* _SET TASKS_
(A) Return everything in the column on book banning from "Racism certainly played" down to "one less offensive.", reproduced word for word.
(B) Retype everything in the records from their start down to the line containing "134, 1060, 155]", with both ends included and each line reproduced without change.

* _EXCERPT_
## START

Alaskan Range: Seeking Advice
Librarian and columnist Greg Hill presents a well-worded case opposing the banning of books.
Once upon a time in 1905, a New York librarian named Asa Don Dickinson wrote to Mark Twain seeking advice. Dickinson worked for the Brooklyn Public Library, where the staff learned that copies of "Tom Sawyer" and "Huckleberry Finn" were shelved with the children's books. The head of the children's division "was greatly shocked to hear this and at once ordered that they be transferred to the adult department."
Dickinson defended them, for his favorite book was "Huckleberry Finn," and as librarian to the blind, he'd read it aloud to his patrons, "and the amount of innocent enjoyment it gave them has never been equaled by anything I have since read."
A follow-up librarians' meeting on the matter was scheduled, and he wrote Twain asking him "to give a word or two to say in witness of his (Huckleberry's) good character."
This happened twenty years after "Huckleberry" was published and originally kicked up a stink. The Concord, Massachusetts Public Library was the first library to ban it, and while others followed suit, the Concord library became the national laughing stock. The St. Louis Post-Dispatch, for example, wrote, "The directors of the Concord Public Library have joined in the general scheme to advertise Mark Twain's new book, 'Huckleberry Finn.' They have placed it on the 'Index Expurgatorius,' and this will compel every citizen of Concord to read the book in order to see why the guardians of his morals prohibited it."
Racism certainly played its ugly part early on, but publicly the banners objected to Twain using dialects and bad grammar in his writing, and, as Dickinson reported, "the prevailing opinion of Huck is that he was a deceitful boy who said 'sweat' when he should have said 'perspiration.'" Your grammar word for the week is "dysphemism," the insertion of a more objectionable word in place of one less offensive.
Some writers use this tool clumsily. Not Mr. Twain. Lionel Trilling, a leading American literary critic, said, "In form and style Huckleberry Finn is an almost perfect work" that "established for written prose the virtues of American colloquial speech. This has nothing to do with pronunciation or grammar. It has something to do with ease and freedom in the use of the language. Most of all it has something to do with the structure of the sentence, which is simple, direct, and fluent, maintaining the rhythm of the word-groups of speech and the intonations of the speaking voice."

## END

* _RECORDS FOR THE EXERCISE_
## START

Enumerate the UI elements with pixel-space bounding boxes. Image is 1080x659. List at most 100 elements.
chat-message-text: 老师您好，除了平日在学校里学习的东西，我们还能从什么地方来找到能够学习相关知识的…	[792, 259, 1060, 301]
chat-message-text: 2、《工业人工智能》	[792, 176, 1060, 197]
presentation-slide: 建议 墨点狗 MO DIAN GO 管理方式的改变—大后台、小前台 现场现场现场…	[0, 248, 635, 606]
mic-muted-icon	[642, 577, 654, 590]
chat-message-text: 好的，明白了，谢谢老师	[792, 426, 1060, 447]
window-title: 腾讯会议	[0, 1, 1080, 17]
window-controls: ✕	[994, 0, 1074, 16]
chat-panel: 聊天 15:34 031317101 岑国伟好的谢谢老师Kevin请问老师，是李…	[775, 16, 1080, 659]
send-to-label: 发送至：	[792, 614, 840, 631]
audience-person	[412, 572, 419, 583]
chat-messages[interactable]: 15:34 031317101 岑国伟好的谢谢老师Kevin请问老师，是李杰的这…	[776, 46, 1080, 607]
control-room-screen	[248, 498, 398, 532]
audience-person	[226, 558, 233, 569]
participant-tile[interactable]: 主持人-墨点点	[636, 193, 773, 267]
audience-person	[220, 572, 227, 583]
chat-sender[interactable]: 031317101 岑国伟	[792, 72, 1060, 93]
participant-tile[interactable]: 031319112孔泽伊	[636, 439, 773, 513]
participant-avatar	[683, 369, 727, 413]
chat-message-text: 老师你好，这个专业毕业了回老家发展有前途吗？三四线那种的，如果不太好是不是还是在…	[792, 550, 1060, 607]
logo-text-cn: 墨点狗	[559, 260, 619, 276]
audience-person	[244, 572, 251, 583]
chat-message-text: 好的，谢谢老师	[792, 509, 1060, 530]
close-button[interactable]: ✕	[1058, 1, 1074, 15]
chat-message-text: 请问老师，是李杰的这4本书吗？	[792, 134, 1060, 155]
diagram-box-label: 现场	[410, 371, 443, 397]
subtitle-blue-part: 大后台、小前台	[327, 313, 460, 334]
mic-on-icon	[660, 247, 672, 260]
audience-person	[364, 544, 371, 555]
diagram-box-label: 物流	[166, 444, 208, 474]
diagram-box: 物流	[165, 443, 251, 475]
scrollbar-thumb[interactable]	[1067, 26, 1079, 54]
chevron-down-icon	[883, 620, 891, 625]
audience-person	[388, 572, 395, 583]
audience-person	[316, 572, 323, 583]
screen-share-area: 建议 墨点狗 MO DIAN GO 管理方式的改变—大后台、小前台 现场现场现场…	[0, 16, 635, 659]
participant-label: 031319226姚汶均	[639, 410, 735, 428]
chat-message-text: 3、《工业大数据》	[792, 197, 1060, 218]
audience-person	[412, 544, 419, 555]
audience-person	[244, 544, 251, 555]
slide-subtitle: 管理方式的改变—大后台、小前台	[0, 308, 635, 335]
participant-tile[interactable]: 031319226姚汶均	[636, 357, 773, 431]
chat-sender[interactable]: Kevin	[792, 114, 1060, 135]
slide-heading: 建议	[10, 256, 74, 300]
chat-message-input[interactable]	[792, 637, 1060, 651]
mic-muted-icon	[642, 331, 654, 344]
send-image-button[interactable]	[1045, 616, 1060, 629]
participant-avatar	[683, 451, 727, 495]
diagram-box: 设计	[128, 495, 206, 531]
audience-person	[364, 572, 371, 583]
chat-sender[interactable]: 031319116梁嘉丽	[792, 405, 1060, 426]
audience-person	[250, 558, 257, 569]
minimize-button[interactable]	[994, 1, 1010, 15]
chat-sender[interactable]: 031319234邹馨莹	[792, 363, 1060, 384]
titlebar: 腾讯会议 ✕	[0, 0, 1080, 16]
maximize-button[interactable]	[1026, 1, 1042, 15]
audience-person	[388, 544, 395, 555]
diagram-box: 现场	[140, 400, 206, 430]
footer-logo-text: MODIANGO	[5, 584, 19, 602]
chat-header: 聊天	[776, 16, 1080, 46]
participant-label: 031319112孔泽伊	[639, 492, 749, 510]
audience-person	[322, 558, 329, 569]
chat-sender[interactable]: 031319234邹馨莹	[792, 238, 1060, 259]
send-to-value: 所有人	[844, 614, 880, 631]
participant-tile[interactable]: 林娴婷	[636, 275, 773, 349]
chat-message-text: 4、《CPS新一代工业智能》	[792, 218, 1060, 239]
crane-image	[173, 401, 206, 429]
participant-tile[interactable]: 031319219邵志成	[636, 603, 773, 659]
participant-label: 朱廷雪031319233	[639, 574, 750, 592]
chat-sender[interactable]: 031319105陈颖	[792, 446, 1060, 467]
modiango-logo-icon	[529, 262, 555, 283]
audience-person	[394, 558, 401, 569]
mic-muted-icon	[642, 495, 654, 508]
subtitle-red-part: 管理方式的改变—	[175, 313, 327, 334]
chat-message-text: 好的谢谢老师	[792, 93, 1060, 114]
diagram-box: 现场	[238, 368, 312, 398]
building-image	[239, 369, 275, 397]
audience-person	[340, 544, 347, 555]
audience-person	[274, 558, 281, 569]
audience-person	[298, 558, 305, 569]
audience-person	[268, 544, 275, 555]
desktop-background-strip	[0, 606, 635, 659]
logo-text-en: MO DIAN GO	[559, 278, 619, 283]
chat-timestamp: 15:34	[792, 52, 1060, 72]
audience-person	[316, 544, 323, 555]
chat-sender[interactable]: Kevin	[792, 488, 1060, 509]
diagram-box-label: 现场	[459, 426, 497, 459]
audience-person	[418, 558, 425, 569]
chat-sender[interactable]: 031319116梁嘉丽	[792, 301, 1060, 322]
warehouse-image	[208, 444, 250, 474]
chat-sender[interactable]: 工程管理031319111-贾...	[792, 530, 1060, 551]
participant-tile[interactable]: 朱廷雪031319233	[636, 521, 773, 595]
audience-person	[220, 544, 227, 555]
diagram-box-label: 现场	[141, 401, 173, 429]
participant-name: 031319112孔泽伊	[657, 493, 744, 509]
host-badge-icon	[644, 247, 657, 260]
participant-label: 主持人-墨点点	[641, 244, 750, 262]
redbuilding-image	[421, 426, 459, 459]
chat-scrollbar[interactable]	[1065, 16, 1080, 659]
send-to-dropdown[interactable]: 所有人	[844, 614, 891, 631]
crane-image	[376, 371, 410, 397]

## END

* _RESPONSES BY TASK_
(A)
Racism certainly played its ugly part early on, but publicly the banners objected to Twain using dialects and bad grammar in his writing, and, as Dickinson reported, "the prevailing opinion of Huck is that he was a deceitful boy who said 'sweat' when he should have said 'perspiration.'" Your grammar word for the week is "dysphemism," the insertion of a more objectionable word in place of one less offensive.

(B)
Enumerate the UI elements with pixel-space bounding boxes. Image is 1080x659. List at most 100 elements.
chat-message-text: 老师您好，除了平日在学校里学习的东西，我们还能从什么地方来找到能够学习相关知识的…	[792, 259, 1060, 301]
chat-message-text: 2、《工业人工智能》	[792, 176, 1060, 197]
presentation-slide: 建议 墨点狗 MO DIAN GO 管理方式的改变—大后台、小前台 现场现场现场…	[0, 248, 635, 606]
mic-muted-icon	[642, 577, 654, 590]
chat-message-text: 好的，明白了，谢谢老师	[792, 426, 1060, 447]
window-title: 腾讯会议	[0, 1, 1080, 17]
window-controls: ✕	[994, 0, 1074, 16]
chat-panel: 聊天 15:34 031317101 岑国伟好的谢谢老师Kevin请问老师，是李…	[775, 16, 1080, 659]
send-to-label: 发送至：	[792, 614, 840, 631]
audience-person	[412, 572, 419, 583]
chat-messages[interactable]: 15:34 031317101 岑国伟好的谢谢老师Kevin请问老师，是李杰的这…	[776, 46, 1080, 607]
control-room-screen	[248, 498, 398, 532]
audience-person	[226, 558, 233, 569]
participant-tile[interactable]: 主持人-墨点点	[636, 193, 773, 267]
audience-person	[220, 572, 227, 583]
chat-sender[interactable]: 031317101 岑国伟	[792, 72, 1060, 93]
participant-tile[interactable]: 031319112孔泽伊	[636, 439, 773, 513]
participant-avatar	[683, 369, 727, 413]
chat-message-text: 老师你好，这个专业毕业了回老家发展有前途吗？三四线那种的，如果不太好是不是还是在…	[792, 550, 1060, 607]
logo-text-cn: 墨点狗	[559, 260, 619, 276]
audience-person	[244, 572, 251, 583]
chat-message-text: 好的，谢谢老师	[792, 509, 1060, 530]
close-button[interactable]: ✕	[1058, 1, 1074, 15]
chat-message-text: 请问老师，是李杰的这4本书吗？	[792, 134, 1060, 155]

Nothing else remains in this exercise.